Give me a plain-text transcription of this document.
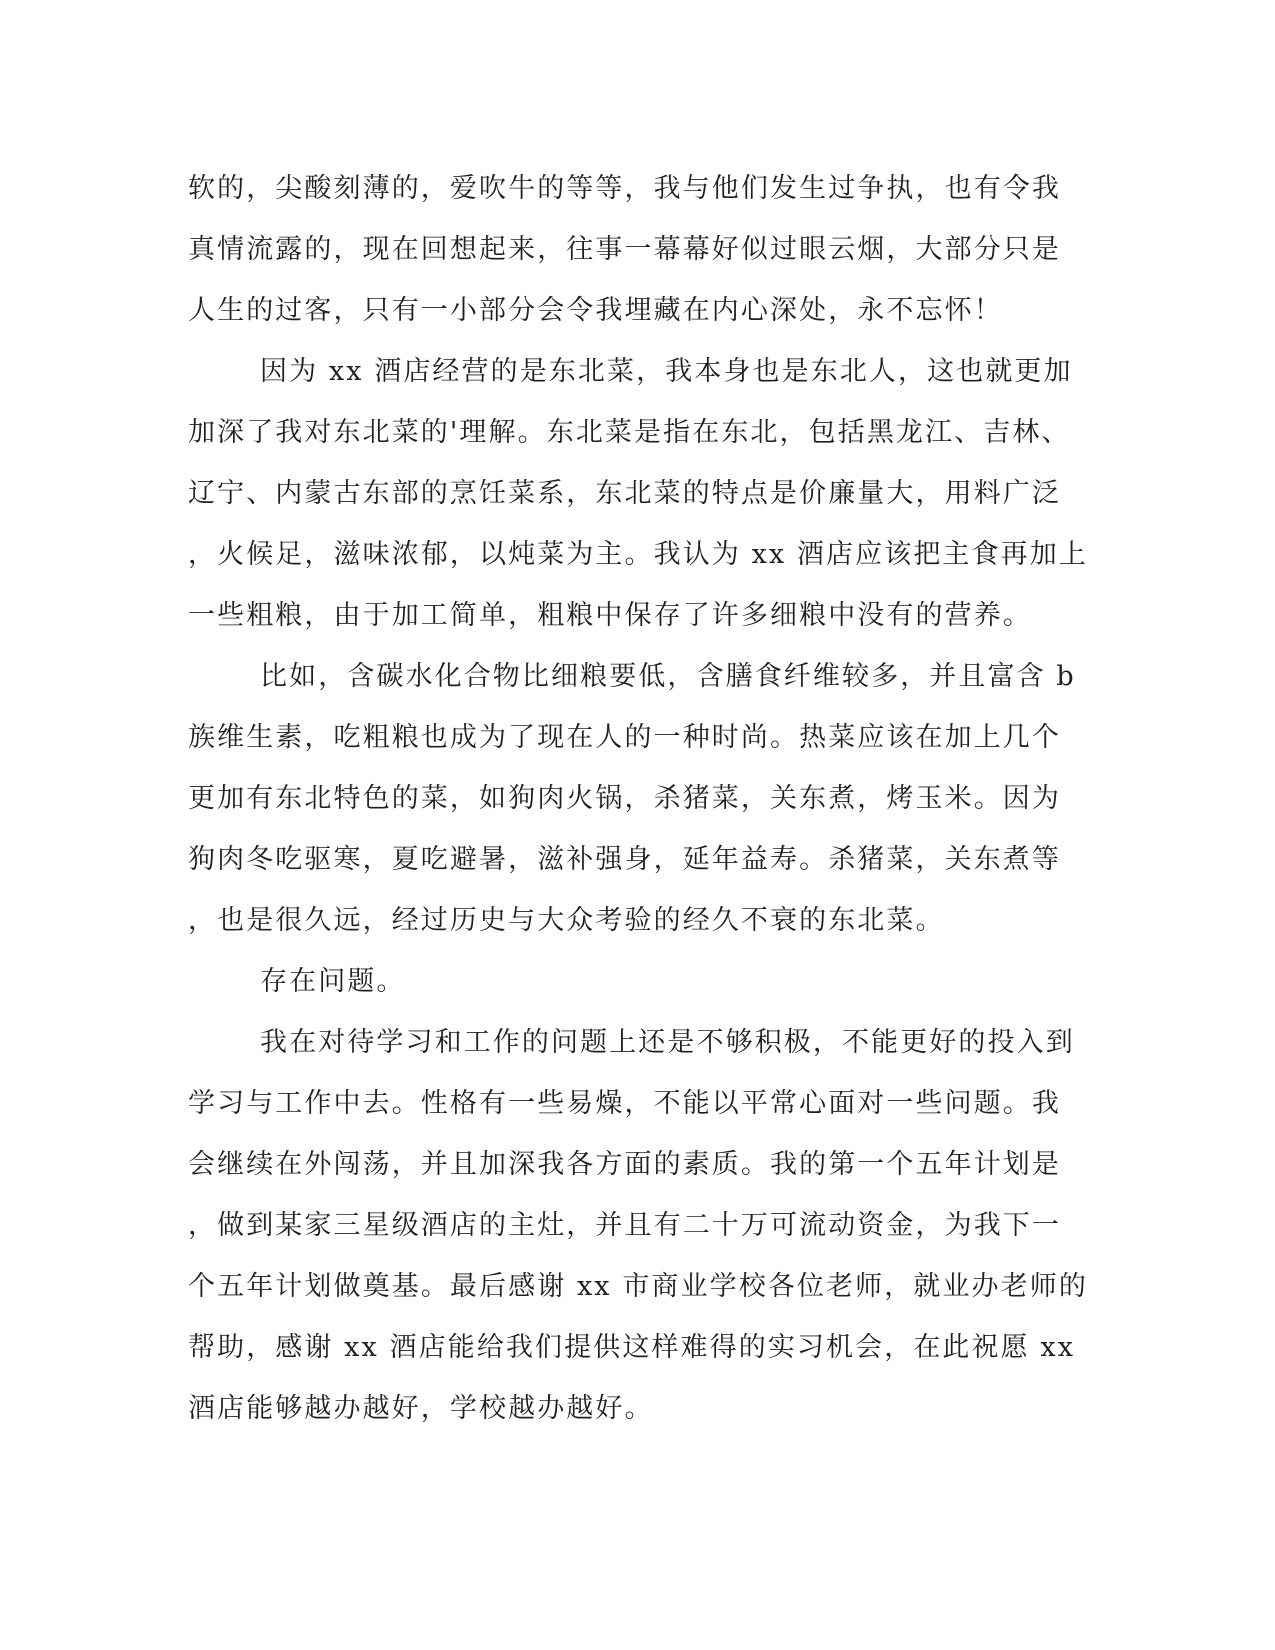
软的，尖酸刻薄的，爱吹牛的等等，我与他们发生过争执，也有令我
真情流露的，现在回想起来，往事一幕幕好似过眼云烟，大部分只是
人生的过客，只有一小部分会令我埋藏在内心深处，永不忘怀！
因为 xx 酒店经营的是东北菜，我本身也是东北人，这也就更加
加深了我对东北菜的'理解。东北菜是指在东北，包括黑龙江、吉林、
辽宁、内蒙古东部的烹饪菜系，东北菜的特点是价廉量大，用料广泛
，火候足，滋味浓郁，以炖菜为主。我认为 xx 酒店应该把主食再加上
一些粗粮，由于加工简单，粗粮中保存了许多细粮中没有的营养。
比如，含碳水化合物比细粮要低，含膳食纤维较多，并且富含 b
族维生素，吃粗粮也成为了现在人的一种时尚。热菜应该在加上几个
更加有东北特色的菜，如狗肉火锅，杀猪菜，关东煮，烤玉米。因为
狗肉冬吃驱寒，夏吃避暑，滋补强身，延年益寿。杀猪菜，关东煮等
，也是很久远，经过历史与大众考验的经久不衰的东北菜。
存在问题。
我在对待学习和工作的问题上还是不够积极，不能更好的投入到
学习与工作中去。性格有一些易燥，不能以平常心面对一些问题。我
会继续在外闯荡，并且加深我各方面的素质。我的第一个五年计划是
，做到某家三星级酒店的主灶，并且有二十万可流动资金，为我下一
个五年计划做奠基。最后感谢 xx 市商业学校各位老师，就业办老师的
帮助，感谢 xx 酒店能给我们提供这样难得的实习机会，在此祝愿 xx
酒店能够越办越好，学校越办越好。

* * *

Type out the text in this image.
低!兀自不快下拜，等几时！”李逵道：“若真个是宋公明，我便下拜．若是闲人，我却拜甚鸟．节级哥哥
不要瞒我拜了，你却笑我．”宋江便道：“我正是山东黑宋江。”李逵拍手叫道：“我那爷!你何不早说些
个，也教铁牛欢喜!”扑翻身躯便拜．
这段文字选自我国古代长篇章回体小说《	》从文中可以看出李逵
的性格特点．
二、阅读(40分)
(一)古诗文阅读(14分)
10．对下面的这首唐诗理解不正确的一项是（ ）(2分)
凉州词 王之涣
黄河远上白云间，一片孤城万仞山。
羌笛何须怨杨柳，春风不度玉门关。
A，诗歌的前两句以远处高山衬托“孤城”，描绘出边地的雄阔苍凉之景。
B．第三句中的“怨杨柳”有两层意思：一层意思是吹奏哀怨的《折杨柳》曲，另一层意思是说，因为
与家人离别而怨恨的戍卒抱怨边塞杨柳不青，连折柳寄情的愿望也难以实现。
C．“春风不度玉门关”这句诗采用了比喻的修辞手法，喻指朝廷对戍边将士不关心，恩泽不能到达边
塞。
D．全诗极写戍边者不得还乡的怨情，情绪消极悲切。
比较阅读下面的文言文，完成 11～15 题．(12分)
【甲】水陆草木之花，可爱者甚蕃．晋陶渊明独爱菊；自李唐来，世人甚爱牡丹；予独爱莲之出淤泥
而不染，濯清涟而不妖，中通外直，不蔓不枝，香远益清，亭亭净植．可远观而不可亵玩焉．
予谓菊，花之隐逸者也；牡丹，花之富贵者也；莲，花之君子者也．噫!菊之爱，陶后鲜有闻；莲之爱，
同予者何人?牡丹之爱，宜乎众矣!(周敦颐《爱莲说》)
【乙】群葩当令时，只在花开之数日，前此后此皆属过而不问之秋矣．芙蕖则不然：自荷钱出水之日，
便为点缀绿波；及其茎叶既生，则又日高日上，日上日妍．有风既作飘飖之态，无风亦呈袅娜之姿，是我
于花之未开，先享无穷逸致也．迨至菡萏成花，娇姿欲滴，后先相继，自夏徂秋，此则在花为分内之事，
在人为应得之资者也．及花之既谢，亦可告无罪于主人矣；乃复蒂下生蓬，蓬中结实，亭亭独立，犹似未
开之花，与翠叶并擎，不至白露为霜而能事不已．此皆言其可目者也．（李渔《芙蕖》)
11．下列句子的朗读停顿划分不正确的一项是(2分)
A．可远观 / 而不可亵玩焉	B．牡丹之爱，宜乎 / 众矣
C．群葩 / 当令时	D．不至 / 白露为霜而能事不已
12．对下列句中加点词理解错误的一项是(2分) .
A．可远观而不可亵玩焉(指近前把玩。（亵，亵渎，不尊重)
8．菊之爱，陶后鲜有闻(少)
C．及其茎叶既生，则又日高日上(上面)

---

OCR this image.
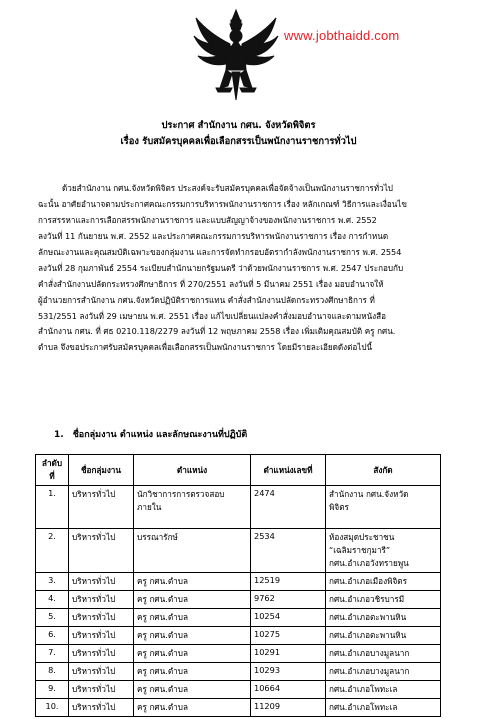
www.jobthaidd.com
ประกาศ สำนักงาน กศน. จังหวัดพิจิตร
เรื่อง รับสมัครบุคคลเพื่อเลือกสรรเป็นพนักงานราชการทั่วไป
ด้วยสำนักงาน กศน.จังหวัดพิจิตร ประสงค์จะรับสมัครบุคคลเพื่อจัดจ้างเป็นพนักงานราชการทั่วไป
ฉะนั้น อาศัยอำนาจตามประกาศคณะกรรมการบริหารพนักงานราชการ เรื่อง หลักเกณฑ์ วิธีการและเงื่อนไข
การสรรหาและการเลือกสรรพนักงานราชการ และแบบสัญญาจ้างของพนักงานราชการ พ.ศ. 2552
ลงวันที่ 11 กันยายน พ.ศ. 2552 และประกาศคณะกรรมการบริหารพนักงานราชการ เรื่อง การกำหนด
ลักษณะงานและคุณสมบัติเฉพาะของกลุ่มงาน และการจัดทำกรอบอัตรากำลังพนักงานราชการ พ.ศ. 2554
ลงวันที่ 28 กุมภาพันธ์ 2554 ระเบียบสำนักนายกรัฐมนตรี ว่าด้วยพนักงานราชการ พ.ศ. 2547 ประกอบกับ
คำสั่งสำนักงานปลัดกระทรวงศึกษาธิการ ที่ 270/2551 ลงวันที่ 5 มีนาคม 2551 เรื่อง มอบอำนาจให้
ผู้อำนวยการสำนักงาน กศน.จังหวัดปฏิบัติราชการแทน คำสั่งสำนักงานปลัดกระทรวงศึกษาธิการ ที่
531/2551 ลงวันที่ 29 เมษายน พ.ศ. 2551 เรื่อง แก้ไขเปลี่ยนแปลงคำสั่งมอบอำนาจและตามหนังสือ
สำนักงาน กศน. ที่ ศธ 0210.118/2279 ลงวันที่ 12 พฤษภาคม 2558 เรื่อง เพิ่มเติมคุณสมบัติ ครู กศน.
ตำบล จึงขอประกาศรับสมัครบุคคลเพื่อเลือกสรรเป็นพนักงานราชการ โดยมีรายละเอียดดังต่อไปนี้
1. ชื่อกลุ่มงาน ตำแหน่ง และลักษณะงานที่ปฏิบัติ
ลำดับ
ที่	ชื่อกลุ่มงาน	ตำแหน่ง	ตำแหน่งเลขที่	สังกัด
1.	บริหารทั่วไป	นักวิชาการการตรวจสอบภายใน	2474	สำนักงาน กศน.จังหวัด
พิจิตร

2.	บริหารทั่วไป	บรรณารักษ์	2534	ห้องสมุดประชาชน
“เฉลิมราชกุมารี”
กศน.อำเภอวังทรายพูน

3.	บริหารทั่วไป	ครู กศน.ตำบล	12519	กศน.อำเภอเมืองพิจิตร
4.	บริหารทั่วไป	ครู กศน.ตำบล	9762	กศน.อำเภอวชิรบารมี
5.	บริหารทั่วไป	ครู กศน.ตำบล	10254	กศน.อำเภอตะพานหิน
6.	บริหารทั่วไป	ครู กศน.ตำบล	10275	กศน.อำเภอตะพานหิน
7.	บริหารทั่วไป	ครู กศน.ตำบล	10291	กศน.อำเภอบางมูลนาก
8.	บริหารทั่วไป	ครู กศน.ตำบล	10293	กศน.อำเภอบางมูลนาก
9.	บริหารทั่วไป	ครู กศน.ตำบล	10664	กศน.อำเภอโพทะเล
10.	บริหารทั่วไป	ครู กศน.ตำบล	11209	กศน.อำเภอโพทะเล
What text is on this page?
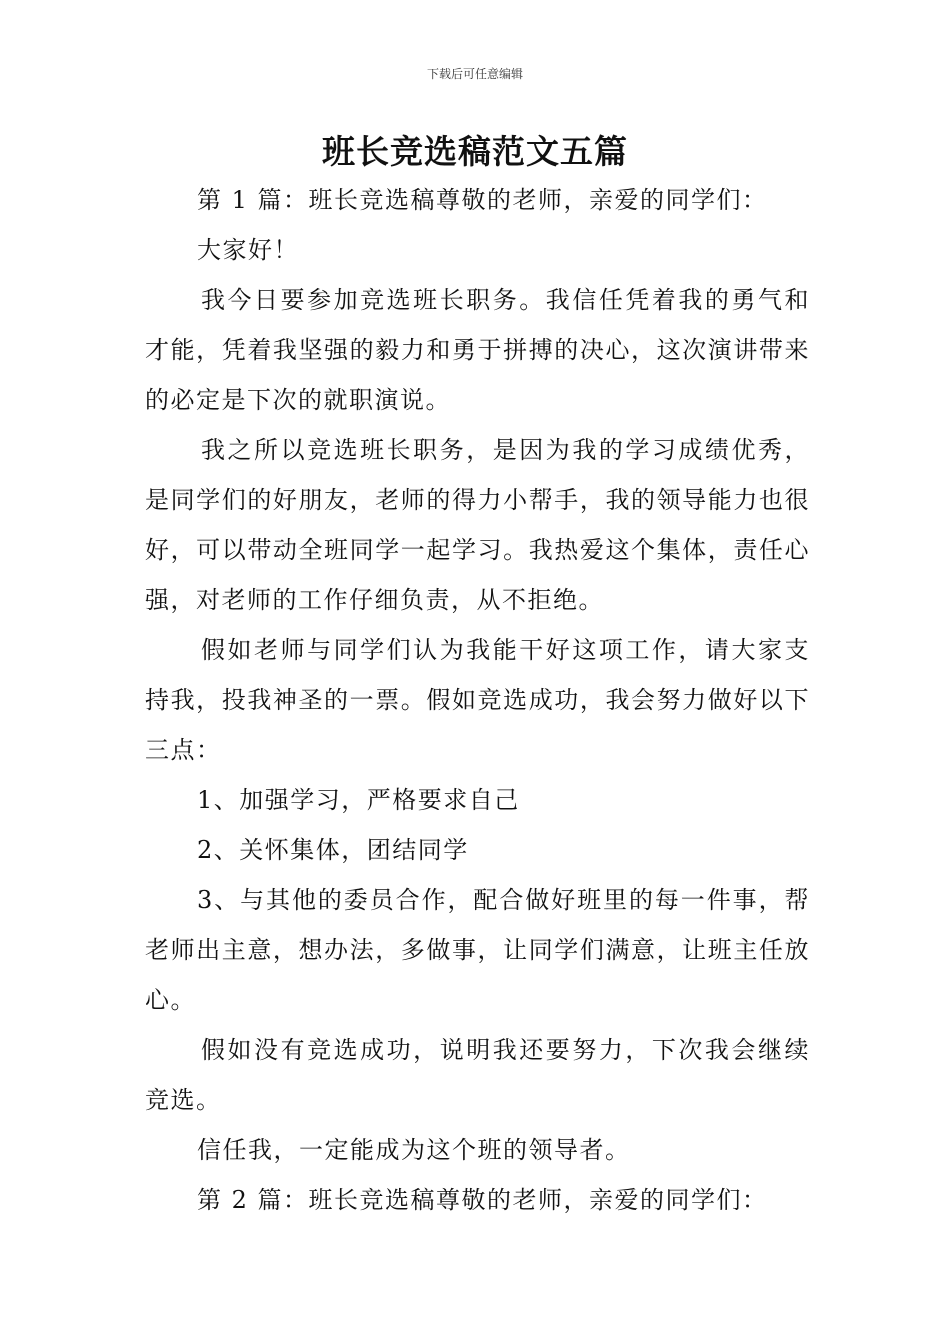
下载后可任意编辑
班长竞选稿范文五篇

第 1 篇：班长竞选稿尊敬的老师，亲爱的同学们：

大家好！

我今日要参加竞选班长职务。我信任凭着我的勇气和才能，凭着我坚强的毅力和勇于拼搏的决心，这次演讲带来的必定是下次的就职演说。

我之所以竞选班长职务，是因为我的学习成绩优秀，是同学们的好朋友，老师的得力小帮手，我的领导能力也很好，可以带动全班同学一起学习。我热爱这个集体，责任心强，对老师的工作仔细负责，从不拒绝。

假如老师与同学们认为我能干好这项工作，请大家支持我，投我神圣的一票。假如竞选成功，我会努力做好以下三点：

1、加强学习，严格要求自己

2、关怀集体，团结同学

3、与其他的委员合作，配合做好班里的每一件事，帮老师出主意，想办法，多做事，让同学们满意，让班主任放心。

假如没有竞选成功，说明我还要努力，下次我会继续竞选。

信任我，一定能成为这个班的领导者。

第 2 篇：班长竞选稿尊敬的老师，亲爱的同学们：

_Set problem_:
Your answer should be a single number: the count of lines containing the word "春风不度玉门关".

_Full answer_:
2